### TASK
Go through the records and extract every line with the word "marker".

Figure dataset records:
________

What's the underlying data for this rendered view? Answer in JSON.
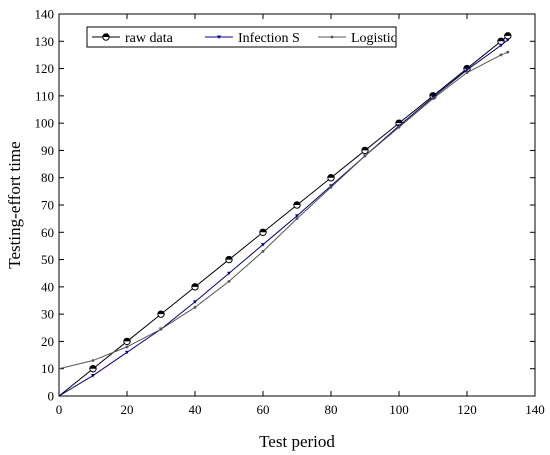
{
  "chart_data": {
    "type": "line",
    "xlabel": "Test period",
    "ylabel": "Testing-effort time",
    "xlim": [
      0,
      140
    ],
    "ylim": [
      0,
      140
    ],
    "xticks": [
      0,
      20,
      40,
      60,
      80,
      100,
      120,
      140
    ],
    "yticks": [
      0,
      10,
      20,
      30,
      40,
      50,
      60,
      70,
      80,
      90,
      100,
      110,
      120,
      130,
      140
    ],
    "grid": false,
    "legend_position": "top-left",
    "series": [
      {
        "name": "raw data",
        "color": "#000000",
        "marker": "half-filled-circle",
        "x": [
          0,
          10,
          20,
          30,
          40,
          50,
          60,
          70,
          80,
          90,
          100,
          110,
          120,
          130,
          132
        ],
        "y": [
          0,
          10,
          20,
          30,
          40,
          50,
          60,
          70,
          80,
          90,
          100,
          110,
          120,
          130,
          132
        ]
      },
      {
        "name": "Infection S",
        "color": "#000080",
        "marker": "small-triangle",
        "x": [
          0,
          10,
          20,
          30,
          40,
          50,
          60,
          70,
          80,
          90,
          100,
          110,
          120,
          130,
          132
        ],
        "y": [
          0,
          7.5,
          16,
          24.5,
          34.5,
          45,
          55.5,
          66,
          77,
          88,
          99,
          109.5,
          119.5,
          128.5,
          130.5
        ]
      },
      {
        "name": "Logistic",
        "color": "#555555",
        "marker": "small-dot",
        "x": [
          0,
          10,
          20,
          30,
          40,
          50,
          60,
          70,
          80,
          90,
          100,
          110,
          120,
          130,
          132
        ],
        "y": [
          10,
          13,
          18,
          24.5,
          32.5,
          42,
          53,
          65,
          76.5,
          88,
          98.5,
          109,
          118.5,
          125,
          126
        ]
      }
    ]
  }
}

________

### THE RESPONSE
        "marker": "half-filled-circle",
        "marker": "small-triangle",
        "marker": "small-dot",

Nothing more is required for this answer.